- **INSTRUCTIONS FOR THE TASK**: According to the excerpted appeal decision, what did the further auxiliary request consist of?

- **EXCERPTED TEXT**:
1.3. The appellant, by raising auxiliary requests 1 to 3 for the first time in the appeal procedure at the oral proceedings, failed to observe the above-mentioned time limit, so that neither the Board nor the respondent was given sufficient time to study them. In the circumstances, the Board has no alternative but to refuse to admit these requests.

1.4. The further auxiliary request, which the respondent objected to because it was late-filed, consisted of the main request minus claim 1. It therefore involved no extra work on the part either of the Board or the respondent and for this reason was admitted to the proceedings.

2. Background to the invention

2.1. The classic photocopier, sometimes referred to as an electrophotographic or light-lens photocopier, projects an image onto an electrostatically charged photosensitive cylinder or web to which toner is then applied and which is brought into contact with copying paper, after which the transferred image is fixed by heating. Such photocopiers can be described as "synchronous" inasmuch as all parts are directly coupled and scanning of an image results in subsequent output of the same, copied, image. An example of such a photocopier is known from D1, in which a photosensitive web stores several images; any image scanned and stored will, with a slight delay, be copied.

- **SOURCE MATERIAL**:
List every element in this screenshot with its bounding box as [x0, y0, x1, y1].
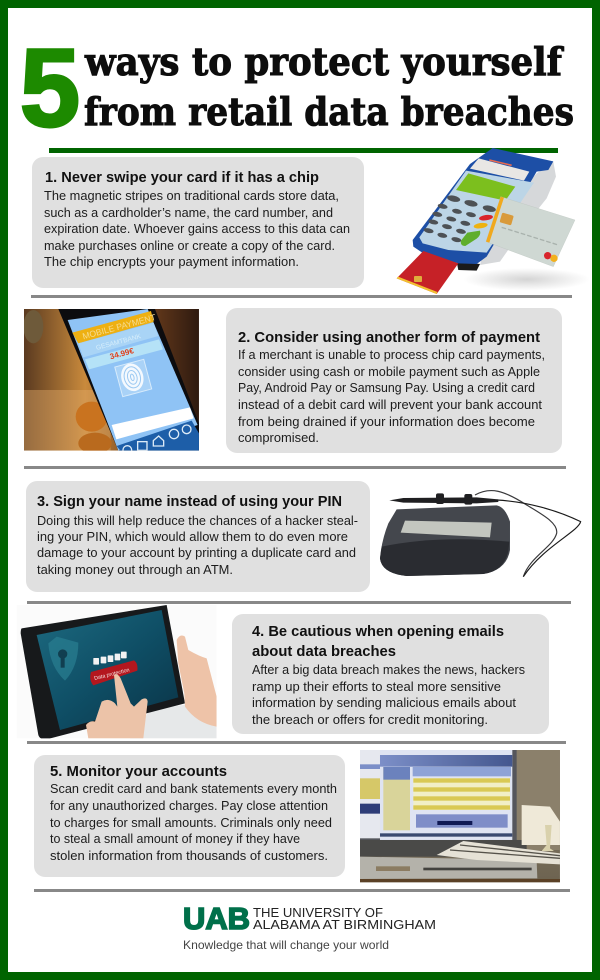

- **FINAL ANSWER**: The main request minus claim 1.